Requirements —
Transcribe all of the material exactly, except for its pictures.
═══ Information given
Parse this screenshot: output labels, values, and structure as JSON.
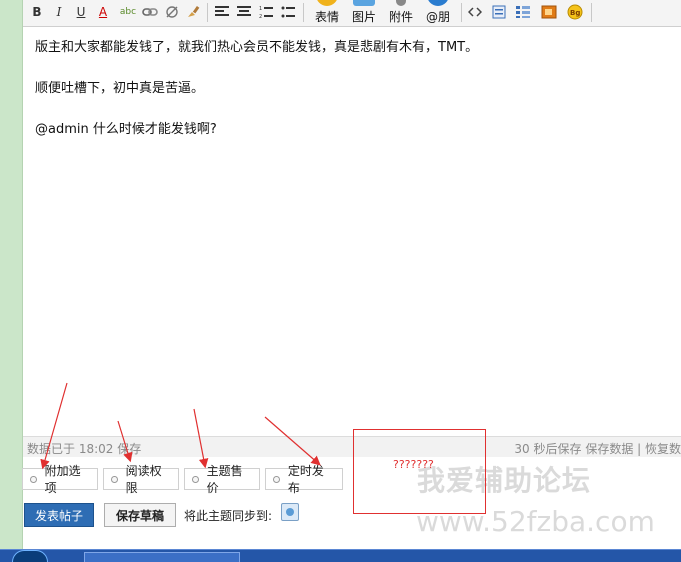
{
  "toolbar": {
    "buttons": [
      {
        "name": "bold",
        "glyph": "B"
      },
      {
        "name": "italic",
        "glyph": "I"
      },
      {
        "name": "underline",
        "glyph": "U"
      },
      {
        "name": "font-color",
        "glyph": "A"
      },
      {
        "name": "spellcheck",
        "glyph": "abc"
      }
    ],
    "big": [
      {
        "label": "表情",
        "color": "#f0b21b"
      },
      {
        "label": "图片",
        "color": "#5aa4e0"
      },
      {
        "label": "附件",
        "color": "#888888"
      },
      {
        "label": "@朋",
        "color": "#2a7ccf"
      }
    ]
  },
  "editor": {
    "lines": [
      "版主和大家都能发钱了，就我们热心会员不能发钱，真是悲剧有木有，TMT。",
      "顺便吐槽下，初中真是苦逼。",
      "@admin 什么时候才能发钱啊?"
    ]
  },
  "status": {
    "left": "数据已于 18:02 保存",
    "right": "30 秒后保存 保存数据 | 恢复数"
  },
  "options": [
    {
      "label": "附加选项"
    },
    {
      "label": "阅读权限"
    },
    {
      "label": "主题售价"
    },
    {
      "label": "定时发布"
    }
  ],
  "actions": {
    "post_label": "发表帖子",
    "draft_label": "保存草稿",
    "sync_label": "将此主题同步到:"
  },
  "annotation": {
    "question_text": "???????",
    "color": "#e03030"
  },
  "watermark": {
    "line1": "我爱辅助论坛",
    "line2": "www.52fzba.com"
  }
}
══════
Complete answer —
Parse this screenshot: output labels, values, and structure as JSON.
{
  "toolbar": {
    "buttons": [
      {
        "name": "bold",
        "glyph": "B"
      },
      {
        "name": "italic",
        "glyph": "I"
      },
      {
        "name": "underline",
        "glyph": "U"
      },
      {
        "name": "font-color",
        "glyph": "A"
      },
      {
        "name": "spellcheck",
        "glyph": "abc"
      }
    ],
    "big": [
      {
        "label": "表情",
        "color": "#f0b21b"
      },
      {
        "label": "图片",
        "color": "#5aa4e0"
      },
      {
        "label": "附件",
        "color": "#888888"
      },
      {
        "label": "@朋",
        "color": "#2a7ccf"
      }
    ]
  },
  "editor": {
    "lines": [
      "版主和大家都能发钱了，就我们热心会员不能发钱，真是悲剧有木有，TMT。",
      "顺便吐槽下，初中真是苦逼。",
      "@admin 什么时候才能发钱啊?"
    ]
  },
  "status": {
    "left": "数据已于 18:02 保存",
    "right": "30 秒后保存 保存数据 | 恢复数"
  },
  "options": [
    {
      "label": "附加选项"
    },
    {
      "label": "阅读权限"
    },
    {
      "label": "主题售价"
    },
    {
      "label": "定时发布"
    }
  ],
  "actions": {
    "post_label": "发表帖子",
    "draft_label": "保存草稿",
    "sync_label": "将此主题同步到:"
  },
  "annotation": {
    "question_text": "???????",
    "color": "#e03030"
  },
  "watermark": {
    "line1": "我爱辅助论坛",
    "line2": "www.52fzba.com"
  }
}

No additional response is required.